- The problem:
Print the records again, character for character.

......

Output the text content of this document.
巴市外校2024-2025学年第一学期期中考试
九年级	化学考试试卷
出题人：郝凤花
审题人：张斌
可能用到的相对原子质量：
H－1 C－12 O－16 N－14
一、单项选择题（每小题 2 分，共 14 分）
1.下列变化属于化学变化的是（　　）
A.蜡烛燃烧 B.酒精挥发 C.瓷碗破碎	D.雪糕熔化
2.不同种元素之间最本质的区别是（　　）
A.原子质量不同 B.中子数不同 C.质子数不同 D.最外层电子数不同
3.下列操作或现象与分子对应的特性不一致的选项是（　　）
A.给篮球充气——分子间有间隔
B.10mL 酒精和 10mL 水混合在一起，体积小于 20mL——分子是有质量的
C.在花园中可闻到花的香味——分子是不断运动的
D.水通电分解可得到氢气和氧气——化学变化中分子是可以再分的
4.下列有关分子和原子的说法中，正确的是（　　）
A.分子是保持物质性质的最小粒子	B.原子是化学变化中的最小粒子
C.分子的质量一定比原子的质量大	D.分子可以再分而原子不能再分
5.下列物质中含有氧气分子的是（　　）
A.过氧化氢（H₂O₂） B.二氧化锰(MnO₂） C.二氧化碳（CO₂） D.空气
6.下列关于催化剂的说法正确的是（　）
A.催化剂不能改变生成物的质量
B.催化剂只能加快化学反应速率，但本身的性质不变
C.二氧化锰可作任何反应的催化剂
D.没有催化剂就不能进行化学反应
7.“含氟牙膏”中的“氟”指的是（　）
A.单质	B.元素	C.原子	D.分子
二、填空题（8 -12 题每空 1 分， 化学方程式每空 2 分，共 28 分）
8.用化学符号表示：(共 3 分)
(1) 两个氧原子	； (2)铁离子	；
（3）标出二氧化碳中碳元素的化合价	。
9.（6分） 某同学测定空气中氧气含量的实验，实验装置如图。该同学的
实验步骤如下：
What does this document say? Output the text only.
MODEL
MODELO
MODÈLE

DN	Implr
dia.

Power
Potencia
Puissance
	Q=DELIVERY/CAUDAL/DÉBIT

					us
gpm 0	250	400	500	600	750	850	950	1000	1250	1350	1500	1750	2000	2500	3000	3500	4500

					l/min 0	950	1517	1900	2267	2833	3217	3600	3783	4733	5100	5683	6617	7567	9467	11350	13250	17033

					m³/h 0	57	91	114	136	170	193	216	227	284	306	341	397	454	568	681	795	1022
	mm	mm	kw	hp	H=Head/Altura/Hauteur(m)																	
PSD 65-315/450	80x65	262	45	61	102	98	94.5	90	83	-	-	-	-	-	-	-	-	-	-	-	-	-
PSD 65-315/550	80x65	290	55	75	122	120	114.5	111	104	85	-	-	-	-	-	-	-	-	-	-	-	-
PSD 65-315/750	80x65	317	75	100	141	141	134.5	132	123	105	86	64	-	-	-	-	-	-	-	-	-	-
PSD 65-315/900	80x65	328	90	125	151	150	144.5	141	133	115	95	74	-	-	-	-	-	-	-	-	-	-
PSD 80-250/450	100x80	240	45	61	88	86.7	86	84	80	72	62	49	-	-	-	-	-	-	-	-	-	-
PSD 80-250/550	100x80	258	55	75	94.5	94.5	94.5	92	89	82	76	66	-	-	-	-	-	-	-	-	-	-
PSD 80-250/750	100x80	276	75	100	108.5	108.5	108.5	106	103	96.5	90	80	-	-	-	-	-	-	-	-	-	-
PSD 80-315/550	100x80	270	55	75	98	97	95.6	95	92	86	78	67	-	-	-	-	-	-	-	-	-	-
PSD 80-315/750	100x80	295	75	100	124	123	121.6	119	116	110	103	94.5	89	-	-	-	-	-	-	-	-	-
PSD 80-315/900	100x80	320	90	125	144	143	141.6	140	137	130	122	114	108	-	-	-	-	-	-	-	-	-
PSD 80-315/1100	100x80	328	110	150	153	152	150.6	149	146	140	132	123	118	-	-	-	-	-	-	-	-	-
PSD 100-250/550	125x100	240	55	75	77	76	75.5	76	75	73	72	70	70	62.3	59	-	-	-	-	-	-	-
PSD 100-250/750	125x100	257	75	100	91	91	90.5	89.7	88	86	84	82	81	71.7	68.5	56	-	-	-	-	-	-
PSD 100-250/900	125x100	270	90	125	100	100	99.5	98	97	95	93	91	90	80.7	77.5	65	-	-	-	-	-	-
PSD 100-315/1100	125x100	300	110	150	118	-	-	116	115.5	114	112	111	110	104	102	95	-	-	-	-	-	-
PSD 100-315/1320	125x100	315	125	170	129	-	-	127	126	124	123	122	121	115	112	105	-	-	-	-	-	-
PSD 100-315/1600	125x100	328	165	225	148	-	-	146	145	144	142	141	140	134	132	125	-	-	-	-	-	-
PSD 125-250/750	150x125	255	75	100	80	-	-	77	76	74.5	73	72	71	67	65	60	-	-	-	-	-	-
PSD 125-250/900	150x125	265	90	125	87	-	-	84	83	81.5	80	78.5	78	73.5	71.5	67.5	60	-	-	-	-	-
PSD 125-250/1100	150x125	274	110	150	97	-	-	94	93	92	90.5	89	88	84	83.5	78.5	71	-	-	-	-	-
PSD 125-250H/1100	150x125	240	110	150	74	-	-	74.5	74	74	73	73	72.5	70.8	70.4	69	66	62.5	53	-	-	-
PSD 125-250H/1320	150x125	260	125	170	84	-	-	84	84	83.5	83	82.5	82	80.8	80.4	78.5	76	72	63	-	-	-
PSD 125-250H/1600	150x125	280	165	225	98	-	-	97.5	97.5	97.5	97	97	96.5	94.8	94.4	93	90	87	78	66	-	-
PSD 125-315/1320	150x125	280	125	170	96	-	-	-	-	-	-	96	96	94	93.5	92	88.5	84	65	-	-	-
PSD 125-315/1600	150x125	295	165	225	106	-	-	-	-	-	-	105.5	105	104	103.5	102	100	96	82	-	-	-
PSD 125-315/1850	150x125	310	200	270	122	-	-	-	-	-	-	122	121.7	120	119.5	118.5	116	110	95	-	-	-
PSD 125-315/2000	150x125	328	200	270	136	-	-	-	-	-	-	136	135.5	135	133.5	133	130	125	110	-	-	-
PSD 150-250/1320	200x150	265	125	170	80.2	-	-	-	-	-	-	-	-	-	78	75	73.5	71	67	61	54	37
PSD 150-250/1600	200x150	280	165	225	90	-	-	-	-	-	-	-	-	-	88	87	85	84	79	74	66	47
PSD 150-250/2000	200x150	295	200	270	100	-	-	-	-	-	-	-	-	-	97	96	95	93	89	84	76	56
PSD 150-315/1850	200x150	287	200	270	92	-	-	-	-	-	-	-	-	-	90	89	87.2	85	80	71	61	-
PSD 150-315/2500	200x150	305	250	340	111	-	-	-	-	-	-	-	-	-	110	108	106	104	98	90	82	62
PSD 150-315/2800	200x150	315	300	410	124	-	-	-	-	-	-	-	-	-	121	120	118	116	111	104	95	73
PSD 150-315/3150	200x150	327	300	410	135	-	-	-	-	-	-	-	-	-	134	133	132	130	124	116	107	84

......

- Exercise output:
Output the text content of this document.
巴市外校2024-2025学年第一学期期中考试
九年级	化学考试试卷
出题人：郝凤花
审题人：张斌
可能用到的相对原子质量：
H－1 C－12 O－16 N－14
一、单项选择题（每小题 2 分，共 14 分）
1.下列变化属于化学变化的是（　　）
A.蜡烛燃烧 B.酒精挥发 C.瓷碗破碎	D.雪糕熔化
2.不同种元素之间最本质的区别是（　　）
A.原子质量不同 B.中子数不同 C.质子数不同 D.最外层电子数不同
3.下列操作或现象与分子对应的特性不一致的选项是（　　）
A.给篮球充气——分子间有间隔
B.10mL 酒精和 10mL 水混合在一起，体积小于 20mL——分子是有质量的
C.在花园中可闻到花的香味——分子是不断运动的
D.水通电分解可得到氢气和氧气——化学变化中分子是可以再分的
4.下列有关分子和原子的说法中，正确的是（　　）
A.分子是保持物质性质的最小粒子	B.原子是化学变化中的最小粒子
C.分子的质量一定比原子的质量大	D.分子可以再分而原子不能再分
5.下列物质中含有氧气分子的是（　　）
A.过氧化氢（H₂O₂） B.二氧化锰(MnO₂） C.二氧化碳（CO₂） D.空气
6.下列关于催化剂的说法正确的是（　）
A.催化剂不能改变生成物的质量
B.催化剂只能加快化学反应速率，但本身的性质不变
C.二氧化锰可作任何反应的催化剂
D.没有催化剂就不能进行化学反应
7.“含氟牙膏”中的“氟”指的是（　）
A.单质	B.元素	C.原子	D.分子
二、填空题（8 -12 题每空 1 分， 化学方程式每空 2 分，共 28 分）
8.用化学符号表示：(共 3 分)
(1) 两个氧原子	； (2)铁离子	；
（3）标出二氧化碳中碳元素的化合价	。
9.（6分） 某同学测定空气中氧气含量的实验，实验装置如图。该同学的
实验步骤如下：
What does this document say? Output the text only.
MODEL
MODELO
MODÈLE

DN	Implr
dia.

Power
Potencia
Puissance
	Q=DELIVERY/CAUDAL/DÉBIT

					us
gpm 0	250	400	500	600	750	850	950	1000	1250	1350	1500	1750	2000	2500	3000	3500	4500

					l/min 0	950	1517	1900	2267	2833	3217	3600	3783	4733	5100	5683	6617	7567	9467	11350	13250	17033

					m³/h 0	57	91	114	136	170	193	216	227	284	306	341	397	454	568	681	795	1022
	mm	mm	kw	hp	H=Head/Altura/Hauteur(m)																	
PSD 65-315/450	80x65	262	45	61	102	98	94.5	90	83	-	-	-	-	-	-	-	-	-	-	-	-	-
PSD 65-315/550	80x65	290	55	75	122	120	114.5	111	104	85	-	-	-	-	-	-	-	-	-	-	-	-
PSD 65-315/750	80x65	317	75	100	141	141	134.5	132	123	105	86	64	-	-	-	-	-	-	-	-	-	-
PSD 65-315/900	80x65	328	90	125	151	150	144.5	141	133	115	95	74	-	-	-	-	-	-	-	-	-	-
PSD 80-250/450	100x80	240	45	61	88	86.7	86	84	80	72	62	49	-	-	-	-	-	-	-	-	-	-
PSD 80-250/550	100x80	258	55	75	94.5	94.5	94.5	92	89	82	76	66	-	-	-	-	-	-	-	-	-	-
PSD 80-250/750	100x80	276	75	100	108.5	108.5	108.5	106	103	96.5	90	80	-	-	-	-	-	-	-	-	-	-
PSD 80-315/550	100x80	270	55	75	98	97	95.6	95	92	86	78	67	-	-	-	-	-	-	-	-	-	-
PSD 80-315/750	100x80	295	75	100	124	123	121.6	119	116	110	103	94.5	89	-	-	-	-	-	-	-	-	-
PSD 80-315/900	100x80	320	90	125	144	143	141.6	140	137	130	122	114	108	-	-	-	-	-	-	-	-	-
PSD 80-315/1100	100x80	328	110	150	153	152	150.6	149	146	140	132	123	118	-	-	-	-	-	-	-	-	-
PSD 100-250/550	125x100	240	55	75	77	76	75.5	76	75	73	72	70	70	62.3	59	-	-	-	-	-	-	-
PSD 100-250/750	125x100	257	75	100	91	91	90.5	89.7	88	86	84	82	81	71.7	68.5	56	-	-	-	-	-	-
PSD 100-250/900	125x100	270	90	125	100	100	99.5	98	97	95	93	91	90	80.7	77.5	65	-	-	-	-	-	-
PSD 100-315/1100	125x100	300	110	150	118	-	-	116	115.5	114	112	111	110	104	102	95	-	-	-	-	-	-
PSD 100-315/1320	125x100	315	125	170	129	-	-	127	126	124	123	122	121	115	112	105	-	-	-	-	-	-
PSD 100-315/1600	125x100	328	165	225	148	-	-	146	145	144	142	141	140	134	132	125	-	-	-	-	-	-
PSD 125-250/750	150x125	255	75	100	80	-	-	77	76	74.5	73	72	71	67	65	60	-	-	-	-	-	-
PSD 125-250/900	150x125	265	90	125	87	-	-	84	83	81.5	80	78.5	78	73.5	71.5	67.5	60	-	-	-	-	-
PSD 125-250/1100	150x125	274	110	150	97	-	-	94	93	92	90.5	89	88	84	83.5	78.5	71	-	-	-	-	-
PSD 125-250H/1100	150x125	240	110	150	74	-	-	74.5	74	74	73	73	72.5	70.8	70.4	69	66	62.5	53	-	-	-
PSD 125-250H/1320	150x125	260	125	170	84	-	-	84	84	83.5	83	82.5	82	80.8	80.4	78.5	76	72	63	-	-	-
PSD 125-250H/1600	150x125	280	165	225	98	-	-	97.5	97.5	97.5	97	97	96.5	94.8	94.4	93	90	87	78	66	-	-
PSD 125-315/1320	150x125	280	125	170	96	-	-	-	-	-	-	96	96	94	93.5	92	88.5	84	65	-	-	-
PSD 125-315/1600	150x125	295	165	225	106	-	-	-	-	-	-	105.5	105	104	103.5	102	100	96	82	-	-	-
PSD 125-315/1850	150x125	310	200	270	122	-	-	-	-	-	-	122	121.7	120	119.5	118.5	116	110	95	-	-	-
PSD 125-315/2000	150x125	328	200	270	136	-	-	-	-	-	-	136	135.5	135	133.5	133	130	125	110	-	-	-
PSD 150-250/1320	200x150	265	125	170	80.2	-	-	-	-	-	-	-	-	-	78	75	73.5	71	67	61	54	37
PSD 150-250/1600	200x150	280	165	225	90	-	-	-	-	-	-	-	-	-	88	87	85	84	79	74	66	47
PSD 150-250/2000	200x150	295	200	270	100	-	-	-	-	-	-	-	-	-	97	96	95	93	89	84	76	56
PSD 150-315/1850	200x150	287	200	270	92	-	-	-	-	-	-	-	-	-	90	89	87.2	85	80	71	61	-
PSD 150-315/2500	200x150	305	250	340	111	-	-	-	-	-	-	-	-	-	110	108	106	104	98	90	82	62
PSD 150-315/2800	200x150	315	300	410	124	-	-	-	-	-	-	-	-	-	121	120	118	116	111	104	95	73
PSD 150-315/3150	200x150	327	300	410	135	-	-	-	-	-	-	-	-	-	134	133	132	130	124	116	107	84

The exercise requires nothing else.